Stored data entries
>> start

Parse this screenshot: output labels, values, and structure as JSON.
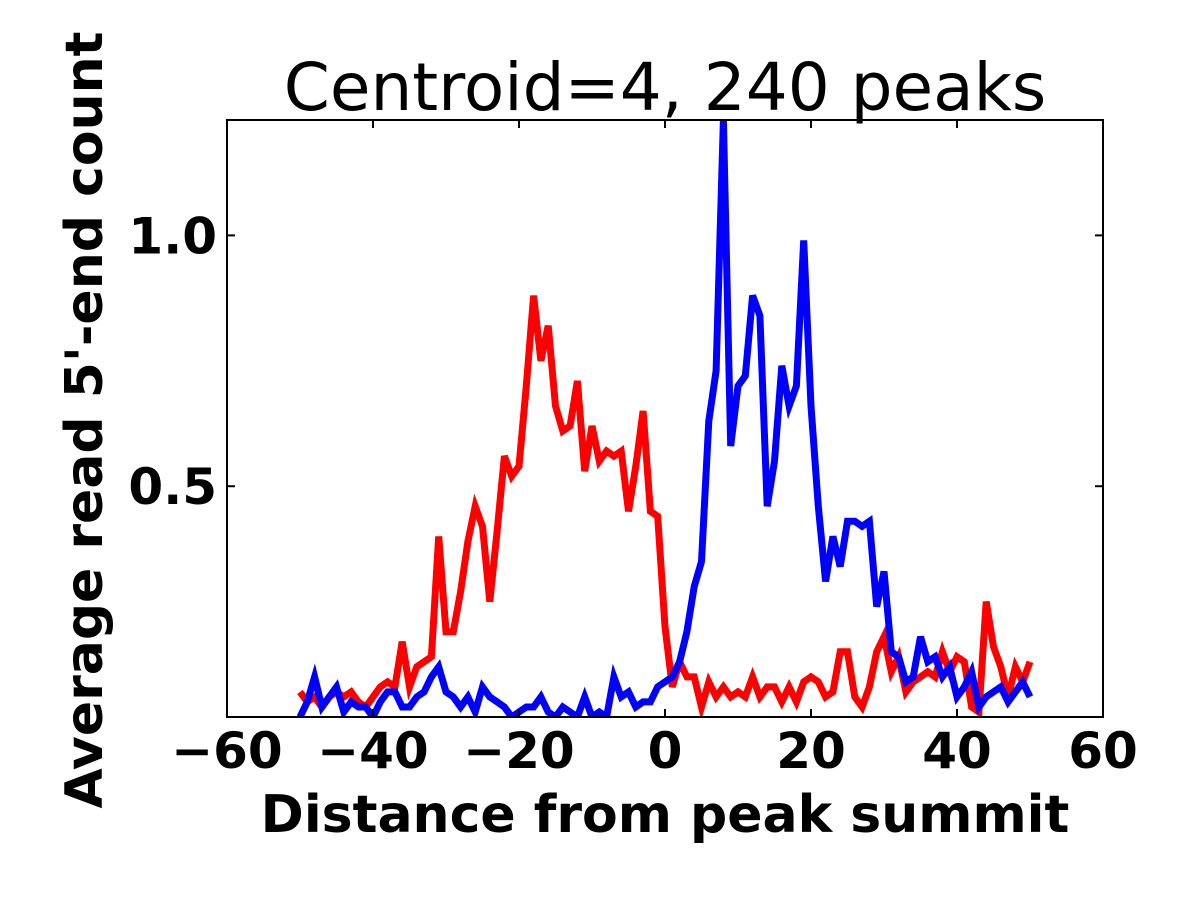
{
  "chart_data": {
    "type": "line",
    "title": "Centroid=4, 240 peaks",
    "xlabel": "Distance from peak summit",
    "ylabel": "Average read 5'-end count",
    "xlim": [
      -60,
      60
    ],
    "ylim": [
      0.04,
      1.23
    ],
    "xticks": [
      -60,
      -40,
      -20,
      0,
      20,
      40,
      60
    ],
    "xtick_labels": [
      "−60",
      "−40",
      "−20",
      "0",
      "20",
      "40",
      "60"
    ],
    "yticks": [
      0.5,
      1.0
    ],
    "ytick_labels": [
      "0.5",
      "1.0"
    ],
    "grid": false,
    "x": [
      -50,
      -49,
      -48,
      -47,
      -46,
      -45,
      -44,
      -43,
      -42,
      -41,
      -40,
      -39,
      -38,
      -37,
      -36,
      -35,
      -34,
      -33,
      -32,
      -31,
      -30,
      -29,
      -28,
      -27,
      -26,
      -25,
      -24,
      -23,
      -22,
      -21,
      -20,
      -19,
      -18,
      -17,
      -16,
      -15,
      -14,
      -13,
      -12,
      -11,
      -10,
      -9,
      -8,
      -7,
      -6,
      -5,
      -4,
      -3,
      -2,
      -1,
      0,
      1,
      2,
      3,
      4,
      5,
      6,
      7,
      8,
      9,
      10,
      11,
      12,
      13,
      14,
      15,
      16,
      17,
      18,
      19,
      20,
      21,
      22,
      23,
      24,
      25,
      26,
      27,
      28,
      29,
      30,
      31,
      32,
      33,
      34,
      35,
      36,
      37,
      38,
      39,
      40,
      41,
      42,
      43,
      44,
      45,
      46,
      47,
      48,
      49,
      50
    ],
    "series": [
      {
        "name": "red",
        "color": "#ff0000",
        "values": [
          0.09,
          0.07,
          0.08,
          0.06,
          0.08,
          0.09,
          0.08,
          0.09,
          0.07,
          0.06,
          0.08,
          0.1,
          0.11,
          0.1,
          0.19,
          0.1,
          0.14,
          0.15,
          0.16,
          0.4,
          0.21,
          0.21,
          0.29,
          0.39,
          0.46,
          0.42,
          0.27,
          0.41,
          0.56,
          0.52,
          0.54,
          0.7,
          0.88,
          0.75,
          0.82,
          0.66,
          0.61,
          0.62,
          0.71,
          0.53,
          0.62,
          0.55,
          0.57,
          0.56,
          0.57,
          0.45,
          0.54,
          0.65,
          0.45,
          0.44,
          0.22,
          0.1,
          0.15,
          0.12,
          0.12,
          0.06,
          0.11,
          0.08,
          0.1,
          0.08,
          0.09,
          0.08,
          0.12,
          0.08,
          0.1,
          0.1,
          0.07,
          0.1,
          0.07,
          0.11,
          0.12,
          0.11,
          0.08,
          0.09,
          0.17,
          0.17,
          0.08,
          0.06,
          0.1,
          0.17,
          0.2,
          0.13,
          0.16,
          0.09,
          0.11,
          0.12,
          0.13,
          0.12,
          0.17,
          0.13,
          0.16,
          0.15,
          0.06,
          0.05,
          0.27,
          0.18,
          0.14,
          0.08,
          0.14,
          0.11,
          0.15
        ]
      },
      {
        "name": "blue",
        "color": "#0000ff",
        "values": [
          0.04,
          0.07,
          0.12,
          0.06,
          0.08,
          0.1,
          0.05,
          0.07,
          0.06,
          0.06,
          0.04,
          0.07,
          0.09,
          0.09,
          0.06,
          0.06,
          0.08,
          0.09,
          0.12,
          0.14,
          0.09,
          0.08,
          0.06,
          0.08,
          0.05,
          0.1,
          0.08,
          0.07,
          0.06,
          0.04,
          0.05,
          0.06,
          0.06,
          0.08,
          0.05,
          0.04,
          0.06,
          0.05,
          0.04,
          0.08,
          0.04,
          0.05,
          0.04,
          0.12,
          0.08,
          0.09,
          0.06,
          0.07,
          0.07,
          0.1,
          0.11,
          0.12,
          0.15,
          0.21,
          0.3,
          0.35,
          0.63,
          0.73,
          1.23,
          0.58,
          0.7,
          0.72,
          0.88,
          0.84,
          0.46,
          0.55,
          0.74,
          0.66,
          0.7,
          0.99,
          0.66,
          0.46,
          0.31,
          0.4,
          0.34,
          0.43,
          0.43,
          0.42,
          0.43,
          0.26,
          0.33,
          0.17,
          0.16,
          0.11,
          0.12,
          0.2,
          0.15,
          0.16,
          0.12,
          0.14,
          0.08,
          0.1,
          0.13,
          0.06,
          0.08,
          0.09,
          0.1,
          0.07,
          0.09,
          0.11,
          0.08
        ]
      }
    ]
  }
}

>> end

** WHAT NEEDS TO BE DONE **
Leave out the pictures and transcribe everything else exactly.

** RESPONSE **
Parse this screenshot: output labels, values, and structure as JSON.
{
  "chart_data": {
    "type": "line",
    "title": "Centroid=4, 240 peaks",
    "xlabel": "Distance from peak summit",
    "ylabel": "Average read 5'-end count",
    "xlim": [
      -60,
      60
    ],
    "ylim": [
      0.04,
      1.23
    ],
    "xticks": [
      -60,
      -40,
      -20,
      0,
      20,
      40,
      60
    ],
    "xtick_labels": [
      "−60",
      "−40",
      "−20",
      "0",
      "20",
      "40",
      "60"
    ],
    "yticks": [
      0.5,
      1.0
    ],
    "ytick_labels": [
      "0.5",
      "1.0"
    ],
    "grid": false,
    "x": [
      -50,
      -49,
      -48,
      -47,
      -46,
      -45,
      -44,
      -43,
      -42,
      -41,
      -40,
      -39,
      -38,
      -37,
      -36,
      -35,
      -34,
      -33,
      -32,
      -31,
      -30,
      -29,
      -28,
      -27,
      -26,
      -25,
      -24,
      -23,
      -22,
      -21,
      -20,
      -19,
      -18,
      -17,
      -16,
      -15,
      -14,
      -13,
      -12,
      -11,
      -10,
      -9,
      -8,
      -7,
      -6,
      -5,
      -4,
      -3,
      -2,
      -1,
      0,
      1,
      2,
      3,
      4,
      5,
      6,
      7,
      8,
      9,
      10,
      11,
      12,
      13,
      14,
      15,
      16,
      17,
      18,
      19,
      20,
      21,
      22,
      23,
      24,
      25,
      26,
      27,
      28,
      29,
      30,
      31,
      32,
      33,
      34,
      35,
      36,
      37,
      38,
      39,
      40,
      41,
      42,
      43,
      44,
      45,
      46,
      47,
      48,
      49,
      50
    ],
    "series": [
      {
        "name": "red",
        "color": "#ff0000",
        "values": [
          0.09,
          0.07,
          0.08,
          0.06,
          0.08,
          0.09,
          0.08,
          0.09,
          0.07,
          0.06,
          0.08,
          0.1,
          0.11,
          0.1,
          0.19,
          0.1,
          0.14,
          0.15,
          0.16,
          0.4,
          0.21,
          0.21,
          0.29,
          0.39,
          0.46,
          0.42,
          0.27,
          0.41,
          0.56,
          0.52,
          0.54,
          0.7,
          0.88,
          0.75,
          0.82,
          0.66,
          0.61,
          0.62,
          0.71,
          0.53,
          0.62,
          0.55,
          0.57,
          0.56,
          0.57,
          0.45,
          0.54,
          0.65,
          0.45,
          0.44,
          0.22,
          0.1,
          0.15,
          0.12,
          0.12,
          0.06,
          0.11,
          0.08,
          0.1,
          0.08,
          0.09,
          0.08,
          0.12,
          0.08,
          0.1,
          0.1,
          0.07,
          0.1,
          0.07,
          0.11,
          0.12,
          0.11,
          0.08,
          0.09,
          0.17,
          0.17,
          0.08,
          0.06,
          0.1,
          0.17,
          0.2,
          0.13,
          0.16,
          0.09,
          0.11,
          0.12,
          0.13,
          0.12,
          0.17,
          0.13,
          0.16,
          0.15,
          0.06,
          0.05,
          0.27,
          0.18,
          0.14,
          0.08,
          0.14,
          0.11,
          0.15
        ]
      },
      {
        "name": "blue",
        "color": "#0000ff",
        "values": [
          0.04,
          0.07,
          0.12,
          0.06,
          0.08,
          0.1,
          0.05,
          0.07,
          0.06,
          0.06,
          0.04,
          0.07,
          0.09,
          0.09,
          0.06,
          0.06,
          0.08,
          0.09,
          0.12,
          0.14,
          0.09,
          0.08,
          0.06,
          0.08,
          0.05,
          0.1,
          0.08,
          0.07,
          0.06,
          0.04,
          0.05,
          0.06,
          0.06,
          0.08,
          0.05,
          0.04,
          0.06,
          0.05,
          0.04,
          0.08,
          0.04,
          0.05,
          0.04,
          0.12,
          0.08,
          0.09,
          0.06,
          0.07,
          0.07,
          0.1,
          0.11,
          0.12,
          0.15,
          0.21,
          0.3,
          0.35,
          0.63,
          0.73,
          1.23,
          0.58,
          0.7,
          0.72,
          0.88,
          0.84,
          0.46,
          0.55,
          0.74,
          0.66,
          0.7,
          0.99,
          0.66,
          0.46,
          0.31,
          0.4,
          0.34,
          0.43,
          0.43,
          0.42,
          0.43,
          0.26,
          0.33,
          0.17,
          0.16,
          0.11,
          0.12,
          0.2,
          0.15,
          0.16,
          0.12,
          0.14,
          0.08,
          0.1,
          0.13,
          0.06,
          0.08,
          0.09,
          0.1,
          0.07,
          0.09,
          0.11,
          0.08
        ]
      }
    ]
  }
}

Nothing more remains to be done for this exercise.